## WORK TO COMPLETE:
Write out all of the data below line by line without changing anything, and omit the pictures.

## EXERCISE INPUTS:
########################################
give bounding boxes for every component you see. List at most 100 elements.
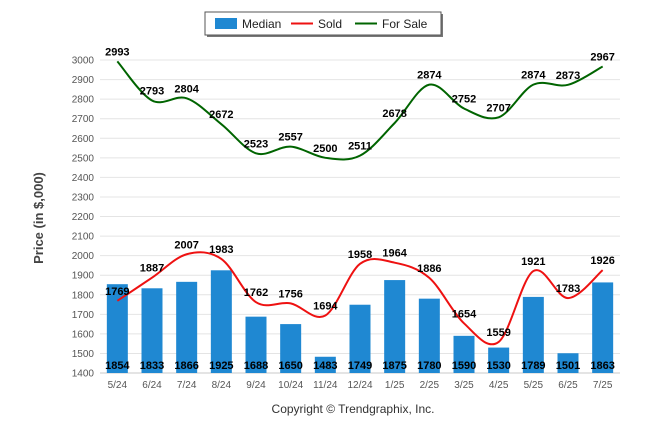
legend-label: Median [242, 17, 281, 31]
bar [418, 298, 440, 373]
bar-value-label: 1854 [105, 360, 130, 372]
legend-label: For Sale [382, 17, 428, 31]
copyright-credit: Copyright © Trendgraphix, Inc. [272, 402, 435, 416]
x-tick-label: 8/24 [212, 380, 232, 391]
bar-value-label: 1789 [521, 360, 545, 372]
bar-value-label: 1483 [313, 360, 337, 372]
bar-value-label: 1780 [417, 360, 441, 372]
y-tick-label: 2100 [72, 232, 95, 243]
bar-value-label: 1875 [382, 360, 406, 372]
legend-swatch-median [215, 18, 237, 29]
bar-value-label: 1590 [452, 360, 476, 372]
sold-value-label: 1926 [590, 255, 614, 267]
bar [453, 335, 475, 373]
data-labels: 1854 1833 1866 1925 1688 1650 1483 1749 1875 1780… [105, 46, 615, 372]
for-sale-value-label: 2678 [382, 108, 406, 120]
bar-value-label: 1863 [590, 360, 614, 372]
bar [176, 281, 198, 373]
bar-value-label: 1833 [140, 360, 164, 372]
bar [557, 353, 579, 373]
bar-value-label: 1925 [209, 360, 233, 372]
y-tick-label: 1500 [72, 349, 95, 360]
x-tick-label: 6/25 [558, 380, 578, 391]
bar [349, 304, 371, 373]
legend: Median Sold For Sale [204, 11, 443, 37]
y-tick-label: 2600 [72, 134, 95, 145]
bar [141, 288, 163, 373]
x-tick-label: 12/24 [347, 380, 372, 391]
y-axis-label: Price (in $,000) [31, 172, 46, 264]
for-sale-value-label: 2511 [348, 141, 372, 153]
sold-value-label: 1886 [417, 263, 441, 275]
y-tick-label: 2000 [72, 251, 95, 262]
sold-value-label: 1769 [105, 286, 129, 298]
x-tick-label: 6/24 [142, 380, 162, 391]
for-sale-value-label: 2500 [313, 143, 337, 155]
x-tick-label: 5/24 [108, 380, 128, 391]
for-sale-value-label: 2557 [278, 132, 302, 144]
bar [245, 316, 267, 373]
for-sale-value-label: 2672 [209, 109, 233, 121]
bar-value-label: 1688 [244, 360, 268, 372]
x-tick-label: 2/25 [420, 380, 440, 391]
bar-value-label: 1501 [556, 360, 580, 372]
y-tick-label: 2200 [72, 212, 95, 223]
for-sale-value-label: 2707 [486, 102, 510, 114]
bar [488, 347, 510, 373]
sold-value-label: 1762 [244, 287, 268, 299]
x-tick-label: 10/24 [278, 380, 303, 391]
bar [384, 280, 406, 373]
legend-label: Sold [318, 17, 342, 31]
sold-value-label: 1654 [452, 308, 477, 320]
for-sale-value-label: 2874 [521, 70, 546, 82]
y-tick-label: 2800 [72, 95, 95, 106]
sold-value-label: 1783 [556, 283, 580, 295]
y-axis-ticks: 1400 1500 1600 1700 1800 1900 2000 2100 2200 2300… [72, 56, 95, 380]
sold-value-label: 1921 [521, 256, 545, 268]
y-tick-label: 2900 [72, 75, 95, 86]
bar-value-label: 1749 [348, 360, 372, 372]
for-sale-value-label: 2967 [590, 51, 614, 63]
for-sale-value-label: 2874 [417, 70, 442, 82]
sold-value-label: 1694 [313, 300, 338, 312]
y-tick-label: 3000 [72, 56, 95, 67]
sold-value-label: 1559 [486, 327, 510, 339]
y-tick-label: 2300 [72, 192, 95, 203]
y-tick-label: 1400 [72, 369, 95, 380]
sold-value-label: 1887 [140, 263, 164, 275]
for-sale-value-label: 2523 [244, 138, 268, 150]
x-tick-label: 7/24 [177, 380, 197, 391]
bar [280, 324, 302, 373]
for-sale-value-label: 2804 [174, 83, 199, 95]
y-tick-label: 1800 [72, 290, 95, 301]
x-tick-label: 11/24 [313, 380, 338, 391]
for-sale-line [116, 60, 604, 161]
for-sale-value-label: 2752 [452, 94, 476, 106]
x-tick-label: 3/25 [454, 380, 474, 391]
sold-value-label: 1958 [348, 249, 372, 261]
x-tick-label: 7/25 [593, 380, 613, 391]
legend-box [204, 11, 442, 36]
bar [522, 296, 544, 373]
sold-value-label: 2007 [174, 239, 198, 251]
x-tick-label: 9/24 [246, 380, 266, 391]
x-tick-label: 4/25 [489, 380, 509, 391]
x-tick-label: 1/25 [385, 380, 405, 391]
y-tick-label: 1600 [72, 329, 95, 340]
sold-value-label: 1964 [382, 248, 407, 260]
bar [314, 356, 336, 373]
sold-value-label: 1756 [278, 288, 302, 300]
y-tick-label: 1700 [72, 310, 95, 321]
bar-value-label: 1530 [486, 360, 510, 372]
bar [106, 284, 128, 373]
bars [106, 270, 614, 373]
lines [116, 60, 604, 346]
y-tick-label: 2400 [72, 173, 95, 184]
y-tick-label: 2500 [72, 153, 95, 164]
bar [592, 282, 614, 373]
bar-value-label: 1866 [174, 360, 198, 372]
for-sale-value-label: 2793 [140, 85, 164, 97]
x-axis-ticks: 5/24 6/24 7/24 8/24 9/24 10/24 11/24 12/24 1/25 2… [108, 380, 613, 391]
for-sale-value-label: 2993 [105, 46, 129, 58]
########################################
## THE RESPONSE:
give bounding boxes for every component you see. List at most 100 elements.
legend-label: Median [242, 17, 281, 31]
bar [418, 298, 440, 373]
bar-value-label: 1854 [105, 360, 130, 372]
legend-label: For Sale [382, 17, 428, 31]
copyright-credit: Copyright © Trendgraphix, Inc. [272, 402, 435, 416]
x-tick-label: 8/24 [212, 380, 232, 391]
bar-value-label: 1789 [521, 360, 545, 372]
bar-value-label: 1483 [313, 360, 337, 372]
bar-value-label: 1780 [417, 360, 441, 372]
y-tick-label: 2100 [72, 232, 95, 243]
bar-value-label: 1875 [382, 360, 406, 372]
legend-swatch-median [215, 18, 237, 29]
bar-value-label: 1590 [452, 360, 476, 372]
sold-value-label: 1926 [590, 255, 614, 267]
bar [453, 335, 475, 373]
data-labels: 1854 1833 1866 1925 1688 1650 1483 1749 1875 1780… [105, 46, 615, 372]
for-sale-value-label: 2678 [382, 108, 406, 120]
bar-value-label: 1863 [590, 360, 614, 372]
bar [176, 281, 198, 373]
bar-value-label: 1833 [140, 360, 164, 372]
bar [557, 353, 579, 373]
bar-value-label: 1925 [209, 360, 233, 372]
y-tick-label: 1500 [72, 349, 95, 360]
x-tick-label: 6/25 [558, 380, 578, 391]
bar [349, 304, 371, 373]
legend: Median Sold For Sale [204, 11, 443, 37]
y-tick-label: 2600 [72, 134, 95, 145]
bar [141, 288, 163, 373]
x-tick-label: 12/24 [347, 380, 372, 391]
y-axis-label: Price (in $,000) [31, 172, 46, 264]
for-sale-value-label: 2511 [348, 141, 372, 153]
sold-value-label: 1886 [417, 263, 441, 275]
y-tick-label: 2000 [72, 251, 95, 262]
sold-value-label: 1769 [105, 286, 129, 298]
x-tick-label: 6/24 [142, 380, 162, 391]
for-sale-value-label: 2500 [313, 143, 337, 155]
x-tick-label: 5/24 [108, 380, 128, 391]
for-sale-value-label: 2557 [278, 132, 302, 144]
bar [245, 316, 267, 373]
for-sale-value-label: 2672 [209, 109, 233, 121]
bar-value-label: 1688 [244, 360, 268, 372]
x-tick-label: 2/25 [420, 380, 440, 391]
bar-value-label: 1501 [556, 360, 580, 372]
y-tick-label: 2200 [72, 212, 95, 223]
for-sale-value-label: 2707 [486, 102, 510, 114]
bar [488, 347, 510, 373]
sold-value-label: 1762 [244, 287, 268, 299]
x-tick-label: 10/24 [278, 380, 303, 391]
bar [384, 280, 406, 373]
legend-label: Sold [318, 17, 342, 31]
sold-value-label: 1654 [452, 308, 477, 320]
for-sale-value-label: 2874 [521, 70, 546, 82]
y-tick-label: 2800 [72, 95, 95, 106]
sold-value-label: 1783 [556, 283, 580, 295]
y-axis-ticks: 1400 1500 1600 1700 1800 1900 2000 2100 2200 2300… [72, 56, 95, 380]
sold-value-label: 1921 [521, 256, 545, 268]
y-tick-label: 2900 [72, 75, 95, 86]
bar-value-label: 1749 [348, 360, 372, 372]
for-sale-value-label: 2967 [590, 51, 614, 63]
for-sale-value-label: 2874 [417, 70, 442, 82]
sold-value-label: 1694 [313, 300, 338, 312]
y-tick-label: 3000 [72, 56, 95, 67]
sold-value-label: 1559 [486, 327, 510, 339]
y-tick-label: 2300 [72, 192, 95, 203]
y-tick-label: 1400 [72, 369, 95, 380]
sold-value-label: 1887 [140, 263, 164, 275]
for-sale-value-label: 2523 [244, 138, 268, 150]
x-tick-label: 7/24 [177, 380, 197, 391]
bar [280, 324, 302, 373]
for-sale-value-label: 2804 [174, 83, 199, 95]
y-tick-label: 1800 [72, 290, 95, 301]
x-tick-label: 11/24 [313, 380, 338, 391]
for-sale-line [116, 60, 604, 161]
for-sale-value-label: 2752 [452, 94, 476, 106]
x-tick-label: 3/25 [454, 380, 474, 391]
sold-value-label: 1958 [348, 249, 372, 261]
x-tick-label: 7/25 [593, 380, 613, 391]
legend-box [204, 11, 442, 36]
bar [522, 296, 544, 373]
sold-value-label: 2007 [174, 239, 198, 251]
x-tick-label: 9/24 [246, 380, 266, 391]
x-tick-label: 4/25 [489, 380, 509, 391]
x-tick-label: 1/25 [385, 380, 405, 391]
y-tick-label: 1600 [72, 329, 95, 340]
sold-value-label: 1964 [382, 248, 407, 260]
bar [314, 356, 336, 373]
sold-value-label: 1756 [278, 288, 302, 300]
y-tick-label: 1700 [72, 310, 95, 321]
bar-value-label: 1530 [486, 360, 510, 372]
bar [106, 284, 128, 373]
bars [106, 270, 614, 373]
lines [116, 60, 604, 346]
y-tick-label: 2400 [72, 173, 95, 184]
y-tick-label: 2500 [72, 153, 95, 164]
bar [592, 282, 614, 373]
bar-value-label: 1866 [174, 360, 198, 372]
for-sale-value-label: 2793 [140, 85, 164, 97]
x-axis-ticks: 5/24 6/24 7/24 8/24 9/24 10/24 11/24 12/24 1/25 2… [108, 380, 613, 391]
for-sale-value-label: 2993 [105, 46, 129, 58]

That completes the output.